| Task to complete |
Copy every line from the records below that holds the word "name".

| Data provided |
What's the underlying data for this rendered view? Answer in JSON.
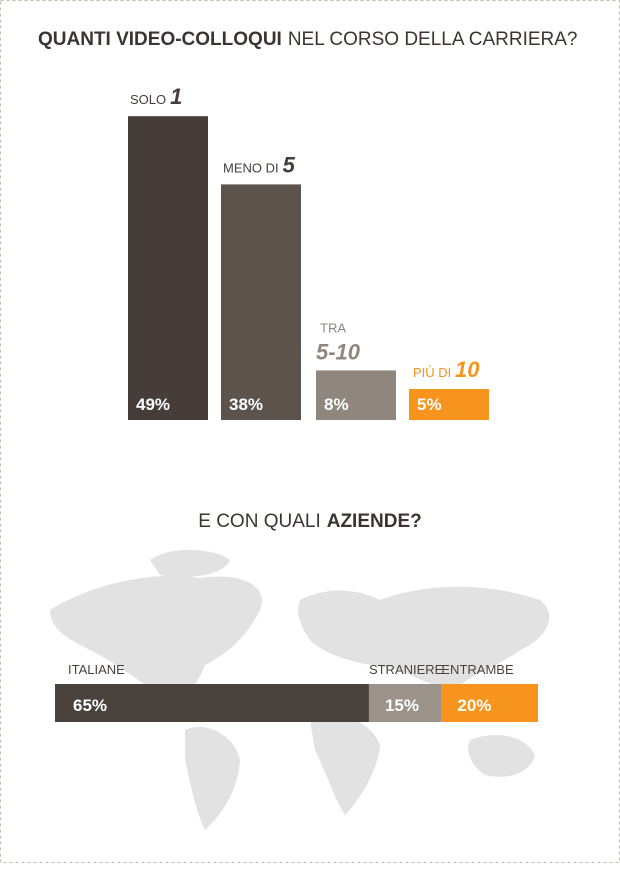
{
  "chart_data": [
    {
      "type": "bar",
      "title": [
        "QUANTI VIDEO-COLLOQUI",
        "NEL CORSO DELLA CARRIERA?"
      ],
      "categories": [
        [
          "SOLO",
          "1"
        ],
        [
          "MENO DI",
          "5"
        ],
        [
          "TRA",
          "5-10"
        ],
        [
          "PIÙ DI",
          "10"
        ]
      ],
      "values": [
        49,
        38,
        8,
        5
      ],
      "value_labels": [
        "49%",
        "38%",
        "8%",
        "5%"
      ],
      "colors": [
        "#463d38",
        "#5c534d",
        "#8f877d",
        "#f7941d"
      ],
      "label_colors": [
        "#463d38",
        "#463d38",
        "#8f877d",
        "#f7941d"
      ]
    },
    {
      "type": "stacked-bar",
      "title": [
        "E CON QUALI",
        "AZIENDE?"
      ],
      "series": [
        {
          "name": "ITALIANE",
          "color": "#4a423d",
          "values": [
            65
          ],
          "value_labels": [
            "65%"
          ]
        },
        {
          "name": "STRANIERE",
          "color": "#9b938a",
          "values": [
            15
          ],
          "value_labels": [
            "15%"
          ]
        },
        {
          "name": "ENTRAMBE",
          "color": "#f7941d",
          "values": [
            20
          ],
          "value_labels": [
            "20%"
          ]
        }
      ]
    }
  ]
}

| Result for this task |
          "name": "ITALIANE",
          "name": "STRANIERE",
          "name": "ENTRAMBE",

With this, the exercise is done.